Your objective
Quote all of the data exactly as given. Skip every picture it contains.

Data shown
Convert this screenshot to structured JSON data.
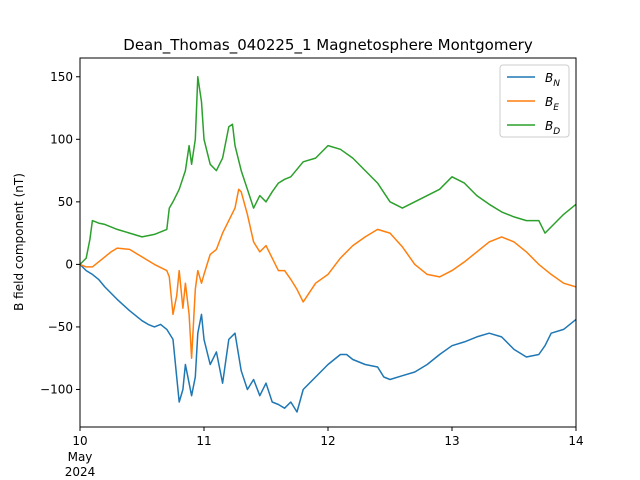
{
  "chart_data": {
    "type": "line",
    "title": "Dean_Thomas_040225_1 Magnetosphere Montgomery",
    "xlabel": "",
    "ylabel": "B field component (nT)",
    "xlim": [
      10,
      14
    ],
    "ylim": [
      -130,
      165
    ],
    "x_ticks": [
      {
        "value": 10,
        "label": "10",
        "sub": [
          "May",
          "2024"
        ]
      },
      {
        "value": 11,
        "label": "11"
      },
      {
        "value": 12,
        "label": "12"
      },
      {
        "value": 13,
        "label": "13"
      },
      {
        "value": 14,
        "label": "14"
      }
    ],
    "y_ticks": [
      -100,
      -50,
      0,
      50,
      100,
      150
    ],
    "grid": false,
    "legend_position": "top-right",
    "series": [
      {
        "name": "B_N",
        "name_base": "B",
        "name_sub": "N",
        "color": "#1f77b4",
        "x": [
          10.0,
          10.05,
          10.1,
          10.15,
          10.2,
          10.3,
          10.4,
          10.5,
          10.55,
          10.6,
          10.65,
          10.7,
          10.75,
          10.78,
          10.8,
          10.83,
          10.85,
          10.88,
          10.9,
          10.93,
          10.95,
          10.98,
          11.0,
          11.05,
          11.1,
          11.15,
          11.2,
          11.25,
          11.3,
          11.35,
          11.4,
          11.45,
          11.5,
          11.55,
          11.6,
          11.65,
          11.7,
          11.75,
          11.8,
          11.9,
          12.0,
          12.1,
          12.15,
          12.2,
          12.3,
          12.4,
          12.45,
          12.5,
          12.6,
          12.7,
          12.8,
          12.9,
          13.0,
          13.1,
          13.2,
          13.3,
          13.4,
          13.5,
          13.6,
          13.7,
          13.75,
          13.8,
          13.9,
          14.0
        ],
        "y": [
          0,
          -5,
          -8,
          -12,
          -18,
          -28,
          -37,
          -45,
          -48,
          -50,
          -48,
          -52,
          -60,
          -90,
          -110,
          -100,
          -80,
          -95,
          -105,
          -90,
          -55,
          -40,
          -60,
          -80,
          -70,
          -95,
          -60,
          -55,
          -85,
          -100,
          -92,
          -105,
          -95,
          -110,
          -112,
          -115,
          -110,
          -118,
          -100,
          -90,
          -80,
          -72,
          -72,
          -76,
          -80,
          -82,
          -90,
          -92,
          -89,
          -86,
          -80,
          -72,
          -65,
          -62,
          -58,
          -55,
          -58,
          -68,
          -74,
          -72,
          -65,
          -55,
          -52,
          -44
        ]
      },
      {
        "name": "B_E",
        "name_base": "B",
        "name_sub": "E",
        "color": "#ff7f0e",
        "x": [
          10.0,
          10.05,
          10.1,
          10.15,
          10.2,
          10.25,
          10.3,
          10.4,
          10.5,
          10.6,
          10.7,
          10.72,
          10.75,
          10.78,
          10.8,
          10.83,
          10.85,
          10.88,
          10.9,
          10.93,
          10.95,
          10.98,
          11.0,
          11.05,
          11.1,
          11.15,
          11.2,
          11.25,
          11.28,
          11.3,
          11.35,
          11.4,
          11.45,
          11.5,
          11.55,
          11.6,
          11.65,
          11.7,
          11.75,
          11.8,
          11.9,
          12.0,
          12.1,
          12.2,
          12.3,
          12.4,
          12.5,
          12.6,
          12.7,
          12.8,
          12.9,
          13.0,
          13.1,
          13.2,
          13.3,
          13.4,
          13.5,
          13.6,
          13.7,
          13.8,
          13.9,
          14.0
        ],
        "y": [
          0,
          -2,
          -2,
          2,
          6,
          10,
          13,
          12,
          6,
          0,
          -5,
          -10,
          -40,
          -25,
          -5,
          -35,
          -15,
          -40,
          -75,
          -20,
          -5,
          -15,
          -8,
          8,
          12,
          25,
          35,
          45,
          60,
          58,
          40,
          18,
          10,
          15,
          5,
          -5,
          -5,
          -12,
          -20,
          -30,
          -15,
          -8,
          5,
          15,
          22,
          28,
          25,
          14,
          0,
          -8,
          -10,
          -5,
          2,
          10,
          18,
          22,
          18,
          10,
          0,
          -8,
          -15,
          -18
        ]
      },
      {
        "name": "B_D",
        "name_base": "B",
        "name_sub": "D",
        "color": "#2ca02c",
        "x": [
          10.0,
          10.05,
          10.08,
          10.1,
          10.15,
          10.2,
          10.25,
          10.3,
          10.4,
          10.5,
          10.6,
          10.7,
          10.72,
          10.75,
          10.8,
          10.85,
          10.88,
          10.9,
          10.93,
          10.95,
          10.98,
          11.0,
          11.05,
          11.1,
          11.15,
          11.2,
          11.23,
          11.25,
          11.3,
          11.35,
          11.4,
          11.45,
          11.5,
          11.55,
          11.6,
          11.65,
          11.7,
          11.8,
          11.9,
          12.0,
          12.1,
          12.2,
          12.3,
          12.4,
          12.5,
          12.6,
          12.7,
          12.8,
          12.9,
          13.0,
          13.1,
          13.2,
          13.3,
          13.4,
          13.5,
          13.6,
          13.7,
          13.75,
          13.8,
          13.9,
          14.0
        ],
        "y": [
          0,
          5,
          20,
          35,
          33,
          32,
          30,
          28,
          25,
          22,
          24,
          28,
          45,
          50,
          60,
          75,
          95,
          80,
          100,
          150,
          130,
          100,
          80,
          75,
          85,
          110,
          112,
          95,
          75,
          60,
          45,
          55,
          50,
          58,
          65,
          68,
          70,
          82,
          85,
          95,
          92,
          85,
          75,
          65,
          50,
          45,
          50,
          55,
          60,
          70,
          65,
          55,
          48,
          42,
          38,
          35,
          35,
          25,
          30,
          40,
          48
        ]
      }
    ]
  }
}
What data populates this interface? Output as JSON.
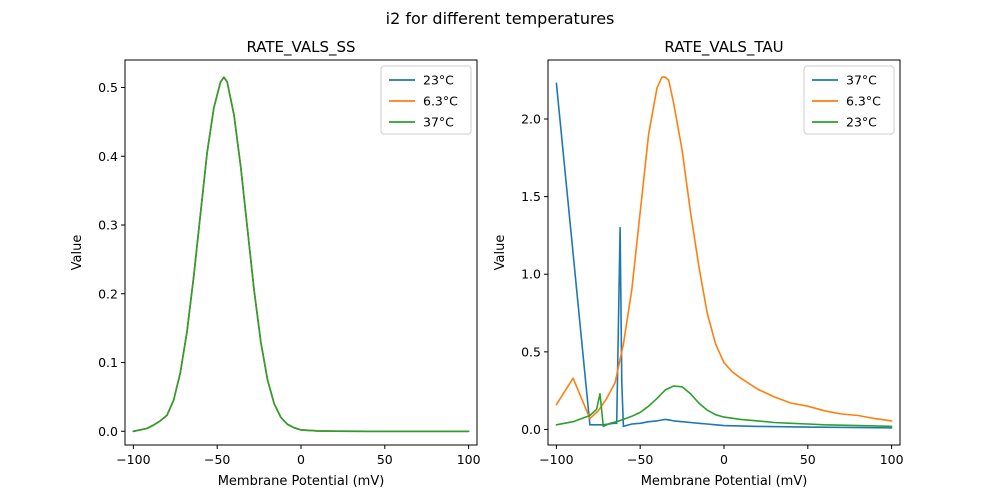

Task answer
Convert this screenshot to structured JSON data.
{
  "chart_data": {
    "type": "line",
    "title": "Dean_Thomas_040225_1 Magnetosphere Montgomery",
    "xlabel": "",
    "ylabel": "B field component (nT)",
    "xlim": [
      10,
      14
    ],
    "ylim": [
      -130,
      165
    ],
    "x_ticks": [
      {
        "value": 10,
        "label": "10",
        "sub": [
          "May",
          "2024"
        ]
      },
      {
        "value": 11,
        "label": "11"
      },
      {
        "value": 12,
        "label": "12"
      },
      {
        "value": 13,
        "label": "13"
      },
      {
        "value": 14,
        "label": "14"
      }
    ],
    "y_ticks": [
      -100,
      -50,
      0,
      50,
      100,
      150
    ],
    "grid": false,
    "legend_position": "top-right",
    "series": [
      {
        "name": "B_N",
        "name_base": "B",
        "name_sub": "N",
        "color": "#1f77b4",
        "x": [
          10.0,
          10.05,
          10.1,
          10.15,
          10.2,
          10.3,
          10.4,
          10.5,
          10.55,
          10.6,
          10.65,
          10.7,
          10.75,
          10.78,
          10.8,
          10.83,
          10.85,
          10.88,
          10.9,
          10.93,
          10.95,
          10.98,
          11.0,
          11.05,
          11.1,
          11.15,
          11.2,
          11.25,
          11.3,
          11.35,
          11.4,
          11.45,
          11.5,
          11.55,
          11.6,
          11.65,
          11.7,
          11.75,
          11.8,
          11.9,
          12.0,
          12.1,
          12.15,
          12.2,
          12.3,
          12.4,
          12.45,
          12.5,
          12.6,
          12.7,
          12.8,
          12.9,
          13.0,
          13.1,
          13.2,
          13.3,
          13.4,
          13.5,
          13.6,
          13.7,
          13.75,
          13.8,
          13.9,
          14.0
        ],
        "y": [
          0,
          -5,
          -8,
          -12,
          -18,
          -28,
          -37,
          -45,
          -48,
          -50,
          -48,
          -52,
          -60,
          -90,
          -110,
          -100,
          -80,
          -95,
          -105,
          -90,
          -55,
          -40,
          -60,
          -80,
          -70,
          -95,
          -60,
          -55,
          -85,
          -100,
          -92,
          -105,
          -95,
          -110,
          -112,
          -115,
          -110,
          -118,
          -100,
          -90,
          -80,
          -72,
          -72,
          -76,
          -80,
          -82,
          -90,
          -92,
          -89,
          -86,
          -80,
          -72,
          -65,
          -62,
          -58,
          -55,
          -58,
          -68,
          -74,
          -72,
          -65,
          -55,
          -52,
          -44
        ]
      },
      {
        "name": "B_E",
        "name_base": "B",
        "name_sub": "E",
        "color": "#ff7f0e",
        "x": [
          10.0,
          10.05,
          10.1,
          10.15,
          10.2,
          10.25,
          10.3,
          10.4,
          10.5,
          10.6,
          10.7,
          10.72,
          10.75,
          10.78,
          10.8,
          10.83,
          10.85,
          10.88,
          10.9,
          10.93,
          10.95,
          10.98,
          11.0,
          11.05,
          11.1,
          11.15,
          11.2,
          11.25,
          11.28,
          11.3,
          11.35,
          11.4,
          11.45,
          11.5,
          11.55,
          11.6,
          11.65,
          11.7,
          11.75,
          11.8,
          11.9,
          12.0,
          12.1,
          12.2,
          12.3,
          12.4,
          12.5,
          12.6,
          12.7,
          12.8,
          12.9,
          13.0,
          13.1,
          13.2,
          13.3,
          13.4,
          13.5,
          13.6,
          13.7,
          13.8,
          13.9,
          14.0
        ],
        "y": [
          0,
          -2,
          -2,
          2,
          6,
          10,
          13,
          12,
          6,
          0,
          -5,
          -10,
          -40,
          -25,
          -5,
          -35,
          -15,
          -40,
          -75,
          -20,
          -5,
          -15,
          -8,
          8,
          12,
          25,
          35,
          45,
          60,
          58,
          40,
          18,
          10,
          15,
          5,
          -5,
          -5,
          -12,
          -20,
          -30,
          -15,
          -8,
          5,
          15,
          22,
          28,
          25,
          14,
          0,
          -8,
          -10,
          -5,
          2,
          10,
          18,
          22,
          18,
          10,
          0,
          -8,
          -15,
          -18
        ]
      },
      {
        "name": "B_D",
        "name_base": "B",
        "name_sub": "D",
        "color": "#2ca02c",
        "x": [
          10.0,
          10.05,
          10.08,
          10.1,
          10.15,
          10.2,
          10.25,
          10.3,
          10.4,
          10.5,
          10.6,
          10.7,
          10.72,
          10.75,
          10.8,
          10.85,
          10.88,
          10.9,
          10.93,
          10.95,
          10.98,
          11.0,
          11.05,
          11.1,
          11.15,
          11.2,
          11.23,
          11.25,
          11.3,
          11.35,
          11.4,
          11.45,
          11.5,
          11.55,
          11.6,
          11.65,
          11.7,
          11.8,
          11.9,
          12.0,
          12.1,
          12.2,
          12.3,
          12.4,
          12.5,
          12.6,
          12.7,
          12.8,
          12.9,
          13.0,
          13.1,
          13.2,
          13.3,
          13.4,
          13.5,
          13.6,
          13.7,
          13.75,
          13.8,
          13.9,
          14.0
        ],
        "y": [
          0,
          5,
          20,
          35,
          33,
          32,
          30,
          28,
          25,
          22,
          24,
          28,
          45,
          50,
          60,
          75,
          95,
          80,
          100,
          150,
          130,
          100,
          80,
          75,
          85,
          110,
          112,
          95,
          75,
          60,
          45,
          55,
          50,
          58,
          65,
          68,
          70,
          82,
          85,
          95,
          92,
          85,
          75,
          65,
          50,
          45,
          50,
          55,
          60,
          70,
          65,
          55,
          48,
          42,
          38,
          35,
          35,
          25,
          30,
          40,
          48
        ]
      }
    ]
  }
}
What data populates this interface? Output as JSON.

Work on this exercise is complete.